» The data:

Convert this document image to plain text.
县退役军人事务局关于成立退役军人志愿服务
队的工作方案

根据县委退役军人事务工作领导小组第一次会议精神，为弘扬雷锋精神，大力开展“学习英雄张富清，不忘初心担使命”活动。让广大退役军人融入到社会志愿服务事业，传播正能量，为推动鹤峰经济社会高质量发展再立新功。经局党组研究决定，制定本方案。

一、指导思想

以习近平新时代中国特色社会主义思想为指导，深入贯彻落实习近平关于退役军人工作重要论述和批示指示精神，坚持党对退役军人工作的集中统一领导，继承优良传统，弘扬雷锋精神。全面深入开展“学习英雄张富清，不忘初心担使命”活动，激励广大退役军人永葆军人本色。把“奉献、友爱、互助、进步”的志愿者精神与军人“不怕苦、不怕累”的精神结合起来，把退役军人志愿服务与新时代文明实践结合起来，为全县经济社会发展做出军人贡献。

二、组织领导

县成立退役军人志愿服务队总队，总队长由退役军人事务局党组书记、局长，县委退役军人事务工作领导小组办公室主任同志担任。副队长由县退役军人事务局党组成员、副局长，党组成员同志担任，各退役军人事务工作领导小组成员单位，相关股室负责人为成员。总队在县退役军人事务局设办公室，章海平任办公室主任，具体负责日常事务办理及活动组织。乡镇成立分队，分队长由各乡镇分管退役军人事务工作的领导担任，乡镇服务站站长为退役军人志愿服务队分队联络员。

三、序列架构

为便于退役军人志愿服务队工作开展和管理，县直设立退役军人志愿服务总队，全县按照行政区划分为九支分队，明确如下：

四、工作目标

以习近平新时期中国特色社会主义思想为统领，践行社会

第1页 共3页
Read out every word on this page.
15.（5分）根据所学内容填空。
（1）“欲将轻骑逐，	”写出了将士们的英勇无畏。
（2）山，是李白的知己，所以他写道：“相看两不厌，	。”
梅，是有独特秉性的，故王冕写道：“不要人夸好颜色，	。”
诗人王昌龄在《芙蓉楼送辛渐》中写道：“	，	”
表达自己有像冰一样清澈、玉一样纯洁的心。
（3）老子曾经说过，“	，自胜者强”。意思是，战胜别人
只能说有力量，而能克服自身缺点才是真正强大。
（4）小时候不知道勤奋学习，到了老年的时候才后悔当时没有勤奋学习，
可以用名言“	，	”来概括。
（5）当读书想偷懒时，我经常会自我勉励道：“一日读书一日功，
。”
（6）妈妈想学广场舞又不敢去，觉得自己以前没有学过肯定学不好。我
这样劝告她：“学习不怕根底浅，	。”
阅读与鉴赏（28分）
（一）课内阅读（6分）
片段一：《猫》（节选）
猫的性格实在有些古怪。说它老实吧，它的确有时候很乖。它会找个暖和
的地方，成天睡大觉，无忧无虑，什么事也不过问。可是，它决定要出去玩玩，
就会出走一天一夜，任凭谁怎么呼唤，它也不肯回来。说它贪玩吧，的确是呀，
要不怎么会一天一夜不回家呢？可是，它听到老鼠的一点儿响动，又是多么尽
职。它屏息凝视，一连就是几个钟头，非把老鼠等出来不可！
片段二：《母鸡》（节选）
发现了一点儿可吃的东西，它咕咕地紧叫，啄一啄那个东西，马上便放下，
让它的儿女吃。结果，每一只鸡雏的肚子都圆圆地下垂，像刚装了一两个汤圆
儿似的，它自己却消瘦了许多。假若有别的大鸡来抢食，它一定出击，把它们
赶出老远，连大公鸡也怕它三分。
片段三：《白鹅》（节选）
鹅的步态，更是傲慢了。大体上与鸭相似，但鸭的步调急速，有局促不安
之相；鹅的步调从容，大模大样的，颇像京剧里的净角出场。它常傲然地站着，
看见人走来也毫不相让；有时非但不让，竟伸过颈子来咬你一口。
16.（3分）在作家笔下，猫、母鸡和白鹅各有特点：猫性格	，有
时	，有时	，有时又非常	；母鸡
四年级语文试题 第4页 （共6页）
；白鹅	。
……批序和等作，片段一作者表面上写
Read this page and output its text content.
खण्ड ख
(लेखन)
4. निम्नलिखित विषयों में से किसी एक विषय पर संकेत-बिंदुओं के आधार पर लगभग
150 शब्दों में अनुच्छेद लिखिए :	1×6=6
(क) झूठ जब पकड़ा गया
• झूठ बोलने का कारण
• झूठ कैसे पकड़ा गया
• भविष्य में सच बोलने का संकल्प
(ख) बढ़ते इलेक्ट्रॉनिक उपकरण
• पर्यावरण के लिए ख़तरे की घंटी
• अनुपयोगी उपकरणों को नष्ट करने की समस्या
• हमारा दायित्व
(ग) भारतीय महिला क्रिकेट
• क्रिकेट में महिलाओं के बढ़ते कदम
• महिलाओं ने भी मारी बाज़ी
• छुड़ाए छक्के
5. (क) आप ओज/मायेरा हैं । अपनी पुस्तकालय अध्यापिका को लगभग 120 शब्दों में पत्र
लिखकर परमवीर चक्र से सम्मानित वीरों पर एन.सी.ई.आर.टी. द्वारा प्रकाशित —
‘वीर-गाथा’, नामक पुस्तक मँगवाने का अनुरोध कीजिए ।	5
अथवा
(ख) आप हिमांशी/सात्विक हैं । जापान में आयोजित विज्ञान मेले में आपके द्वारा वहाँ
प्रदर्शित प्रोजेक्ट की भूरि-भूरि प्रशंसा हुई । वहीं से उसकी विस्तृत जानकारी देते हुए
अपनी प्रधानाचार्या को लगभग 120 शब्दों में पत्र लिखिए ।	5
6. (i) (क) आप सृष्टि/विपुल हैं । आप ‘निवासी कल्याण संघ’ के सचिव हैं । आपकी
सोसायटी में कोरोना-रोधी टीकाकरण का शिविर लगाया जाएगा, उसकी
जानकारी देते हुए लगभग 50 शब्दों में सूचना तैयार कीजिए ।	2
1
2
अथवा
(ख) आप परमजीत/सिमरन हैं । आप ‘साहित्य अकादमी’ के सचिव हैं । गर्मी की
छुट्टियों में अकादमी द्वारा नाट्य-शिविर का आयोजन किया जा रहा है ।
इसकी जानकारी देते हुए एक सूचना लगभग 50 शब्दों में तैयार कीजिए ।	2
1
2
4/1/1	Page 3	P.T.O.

» Challenge: Reproduce all data above, unchanged.

» Result of the exercise:
Convert this document image to plain text.
县退役军人事务局关于成立退役军人志愿服务
队的工作方案

根据县委退役军人事务工作领导小组第一次会议精神，为弘扬雷锋精神，大力开展“学习英雄张富清，不忘初心担使命”活动。让广大退役军人融入到社会志愿服务事业，传播正能量，为推动鹤峰经济社会高质量发展再立新功。经局党组研究决定，制定本方案。

一、指导思想

以习近平新时代中国特色社会主义思想为指导，深入贯彻落实习近平关于退役军人工作重要论述和批示指示精神，坚持党对退役军人工作的集中统一领导，继承优良传统，弘扬雷锋精神。全面深入开展“学习英雄张富清，不忘初心担使命”活动，激励广大退役军人永葆军人本色。把“奉献、友爱、互助、进步”的志愿者精神与军人“不怕苦、不怕累”的精神结合起来，把退役军人志愿服务与新时代文明实践结合起来，为全县经济社会发展做出军人贡献。

二、组织领导

县成立退役军人志愿服务队总队，总队长由退役军人事务局党组书记、局长，县委退役军人事务工作领导小组办公室主任同志担任。副队长由县退役军人事务局党组成员、副局长，党组成员同志担任，各退役军人事务工作领导小组成员单位，相关股室负责人为成员。总队在县退役军人事务局设办公室，章海平任办公室主任，具体负责日常事务办理及活动组织。乡镇成立分队，分队长由各乡镇分管退役军人事务工作的领导担任，乡镇服务站站长为退役军人志愿服务队分队联络员。

三、序列架构

为便于退役军人志愿服务队工作开展和管理，县直设立退役军人志愿服务总队，全县按照行政区划分为九支分队，明确如下：

四、工作目标

以习近平新时期中国特色社会主义思想为统领，践行社会

第1页 共3页
Read out every word on this page.
15.（5分）根据所学内容填空。
（1）“欲将轻骑逐，	”写出了将士们的英勇无畏。
（2）山，是李白的知己，所以他写道：“相看两不厌，	。”
梅，是有独特秉性的，故王冕写道：“不要人夸好颜色，	。”
诗人王昌龄在《芙蓉楼送辛渐》中写道：“	，	”
表达自己有像冰一样清澈、玉一样纯洁的心。
（3）老子曾经说过，“	，自胜者强”。意思是，战胜别人
只能说有力量，而能克服自身缺点才是真正强大。
（4）小时候不知道勤奋学习，到了老年的时候才后悔当时没有勤奋学习，
可以用名言“	，	”来概括。
（5）当读书想偷懒时，我经常会自我勉励道：“一日读书一日功，
。”
（6）妈妈想学广场舞又不敢去，觉得自己以前没有学过肯定学不好。我
这样劝告她：“学习不怕根底浅，	。”
阅读与鉴赏（28分）
（一）课内阅读（6分）
片段一：《猫》（节选）
猫的性格实在有些古怪。说它老实吧，它的确有时候很乖。它会找个暖和
的地方，成天睡大觉，无忧无虑，什么事也不过问。可是，它决定要出去玩玩，
就会出走一天一夜，任凭谁怎么呼唤，它也不肯回来。说它贪玩吧，的确是呀，
要不怎么会一天一夜不回家呢？可是，它听到老鼠的一点儿响动，又是多么尽
职。它屏息凝视，一连就是几个钟头，非把老鼠等出来不可！
片段二：《母鸡》（节选）
发现了一点儿可吃的东西，它咕咕地紧叫，啄一啄那个东西，马上便放下，
让它的儿女吃。结果，每一只鸡雏的肚子都圆圆地下垂，像刚装了一两个汤圆
儿似的，它自己却消瘦了许多。假若有别的大鸡来抢食，它一定出击，把它们
赶出老远，连大公鸡也怕它三分。
片段三：《白鹅》（节选）
鹅的步态，更是傲慢了。大体上与鸭相似，但鸭的步调急速，有局促不安
之相；鹅的步调从容，大模大样的，颇像京剧里的净角出场。它常傲然地站着，
看见人走来也毫不相让；有时非但不让，竟伸过颈子来咬你一口。
16.（3分）在作家笔下，猫、母鸡和白鹅各有特点：猫性格	，有
时	，有时	，有时又非常	；母鸡
四年级语文试题 第4页 （共6页）
；白鹅	。
……批序和等作，片段一作者表面上写
Read this page and output its text content.
खण्ड ख
(लेखन)
4. निम्नलिखित विषयों में से किसी एक विषय पर संकेत-बिंदुओं के आधार पर लगभग
150 शब्दों में अनुच्छेद लिखिए :	1×6=6
(क) झूठ जब पकड़ा गया
• झूठ बोलने का कारण
• झूठ कैसे पकड़ा गया
• भविष्य में सच बोलने का संकल्प
(ख) बढ़ते इलेक्ट्रॉनिक उपकरण
• पर्यावरण के लिए ख़तरे की घंटी
• अनुपयोगी उपकरणों को नष्ट करने की समस्या
• हमारा दायित्व
(ग) भारतीय महिला क्रिकेट
• क्रिकेट में महिलाओं के बढ़ते कदम
• महिलाओं ने भी मारी बाज़ी
• छुड़ाए छक्के
5. (क) आप ओज/मायेरा हैं । अपनी पुस्तकालय अध्यापिका को लगभग 120 शब्दों में पत्र
लिखकर परमवीर चक्र से सम्मानित वीरों पर एन.सी.ई.आर.टी. द्वारा प्रकाशित —
‘वीर-गाथा’, नामक पुस्तक मँगवाने का अनुरोध कीजिए ।	5
अथवा
(ख) आप हिमांशी/सात्विक हैं । जापान में आयोजित विज्ञान मेले में आपके द्वारा वहाँ
प्रदर्शित प्रोजेक्ट की भूरि-भूरि प्रशंसा हुई । वहीं से उसकी विस्तृत जानकारी देते हुए
अपनी प्रधानाचार्या को लगभग 120 शब्दों में पत्र लिखिए ।	5
6. (i) (क) आप सृष्टि/विपुल हैं । आप ‘निवासी कल्याण संघ’ के सचिव हैं । आपकी
सोसायटी में कोरोना-रोधी टीकाकरण का शिविर लगाया जाएगा, उसकी
जानकारी देते हुए लगभग 50 शब्दों में सूचना तैयार कीजिए ।	2
1
2
अथवा
(ख) आप परमजीत/सिमरन हैं । आप ‘साहित्य अकादमी’ के सचिव हैं । गर्मी की
छुट्टियों में अकादमी द्वारा नाट्य-शिविर का आयोजन किया जा रहा है ।
इसकी जानकारी देते हुए एक सूचना लगभग 50 शब्दों में तैयार कीजिए ।	2
1
2
4/1/1	Page 3	P.T.O.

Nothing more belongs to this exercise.